***** PROVIDED ENTRIES *****
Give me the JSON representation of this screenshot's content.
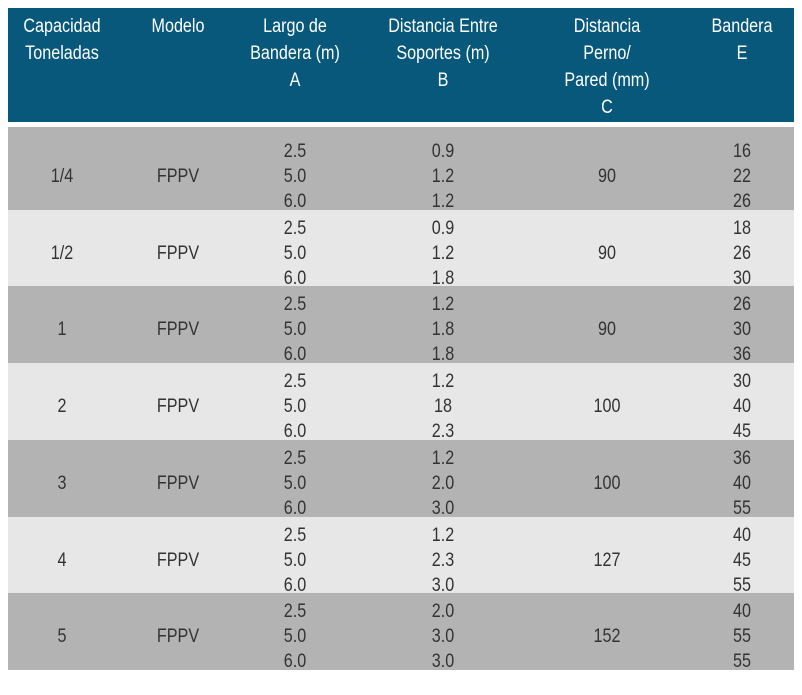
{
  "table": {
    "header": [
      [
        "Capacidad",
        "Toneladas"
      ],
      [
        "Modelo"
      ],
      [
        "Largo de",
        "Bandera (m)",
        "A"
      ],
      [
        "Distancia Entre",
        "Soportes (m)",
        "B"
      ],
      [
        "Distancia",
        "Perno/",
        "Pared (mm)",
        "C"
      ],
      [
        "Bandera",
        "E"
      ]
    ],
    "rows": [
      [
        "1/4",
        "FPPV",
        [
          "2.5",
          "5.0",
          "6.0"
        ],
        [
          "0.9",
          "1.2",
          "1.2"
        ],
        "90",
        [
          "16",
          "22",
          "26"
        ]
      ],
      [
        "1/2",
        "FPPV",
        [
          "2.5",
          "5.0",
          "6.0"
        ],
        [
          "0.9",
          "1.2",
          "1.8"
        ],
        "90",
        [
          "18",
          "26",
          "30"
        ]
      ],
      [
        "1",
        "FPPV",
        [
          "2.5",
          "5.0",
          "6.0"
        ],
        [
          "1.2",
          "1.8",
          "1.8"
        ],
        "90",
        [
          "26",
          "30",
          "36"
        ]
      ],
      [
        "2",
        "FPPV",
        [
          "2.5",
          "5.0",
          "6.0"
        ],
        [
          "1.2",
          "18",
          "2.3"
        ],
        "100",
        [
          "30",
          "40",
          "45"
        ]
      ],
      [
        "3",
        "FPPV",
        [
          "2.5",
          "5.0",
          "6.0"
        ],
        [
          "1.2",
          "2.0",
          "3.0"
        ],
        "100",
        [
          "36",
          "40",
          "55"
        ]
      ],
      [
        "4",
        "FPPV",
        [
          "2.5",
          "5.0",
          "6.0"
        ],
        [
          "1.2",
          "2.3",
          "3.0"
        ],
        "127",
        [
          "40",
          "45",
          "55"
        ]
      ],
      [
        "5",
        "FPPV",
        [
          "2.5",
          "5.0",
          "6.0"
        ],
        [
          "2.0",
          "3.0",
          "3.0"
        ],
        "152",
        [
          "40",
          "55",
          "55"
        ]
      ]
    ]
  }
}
*****
***** PROVIDED ENTRIES *****
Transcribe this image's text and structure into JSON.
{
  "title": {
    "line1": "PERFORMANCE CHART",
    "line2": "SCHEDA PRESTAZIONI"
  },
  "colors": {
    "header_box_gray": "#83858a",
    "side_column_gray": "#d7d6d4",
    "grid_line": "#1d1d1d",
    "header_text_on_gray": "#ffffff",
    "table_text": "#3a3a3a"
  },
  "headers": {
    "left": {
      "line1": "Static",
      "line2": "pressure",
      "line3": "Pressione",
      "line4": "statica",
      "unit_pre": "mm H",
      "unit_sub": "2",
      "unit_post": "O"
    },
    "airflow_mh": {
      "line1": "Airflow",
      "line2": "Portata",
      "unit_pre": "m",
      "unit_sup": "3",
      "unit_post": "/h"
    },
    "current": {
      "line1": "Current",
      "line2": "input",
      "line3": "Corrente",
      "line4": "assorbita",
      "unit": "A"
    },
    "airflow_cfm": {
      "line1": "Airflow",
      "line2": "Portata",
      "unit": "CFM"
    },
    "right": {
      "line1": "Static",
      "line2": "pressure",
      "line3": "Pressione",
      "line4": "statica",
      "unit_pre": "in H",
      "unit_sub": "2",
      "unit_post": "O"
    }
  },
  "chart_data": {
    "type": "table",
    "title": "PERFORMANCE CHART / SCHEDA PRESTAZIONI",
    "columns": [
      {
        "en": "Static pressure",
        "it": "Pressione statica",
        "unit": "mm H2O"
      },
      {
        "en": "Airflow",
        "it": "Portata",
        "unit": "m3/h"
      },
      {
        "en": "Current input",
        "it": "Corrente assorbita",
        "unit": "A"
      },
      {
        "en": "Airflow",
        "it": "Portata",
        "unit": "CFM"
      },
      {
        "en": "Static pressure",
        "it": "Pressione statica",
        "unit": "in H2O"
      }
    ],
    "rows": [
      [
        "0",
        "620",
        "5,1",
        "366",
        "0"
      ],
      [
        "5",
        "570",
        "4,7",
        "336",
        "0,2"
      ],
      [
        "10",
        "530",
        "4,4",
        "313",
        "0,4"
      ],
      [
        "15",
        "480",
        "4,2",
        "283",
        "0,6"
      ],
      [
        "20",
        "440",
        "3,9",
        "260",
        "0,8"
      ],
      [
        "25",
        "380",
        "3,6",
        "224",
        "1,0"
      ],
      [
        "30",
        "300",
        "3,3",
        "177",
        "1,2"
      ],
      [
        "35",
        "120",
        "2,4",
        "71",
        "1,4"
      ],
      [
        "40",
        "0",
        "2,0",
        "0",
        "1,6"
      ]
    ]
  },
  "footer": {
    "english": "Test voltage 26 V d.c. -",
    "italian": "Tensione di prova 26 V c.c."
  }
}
*****
• **WHAT IS BEING ASKED**
Scan the lines for the string "assorbita". Pick out every line that has it.

• **ANSWER BELOW**
      "line4": "assorbita",
        "it": "Corrente assorbita",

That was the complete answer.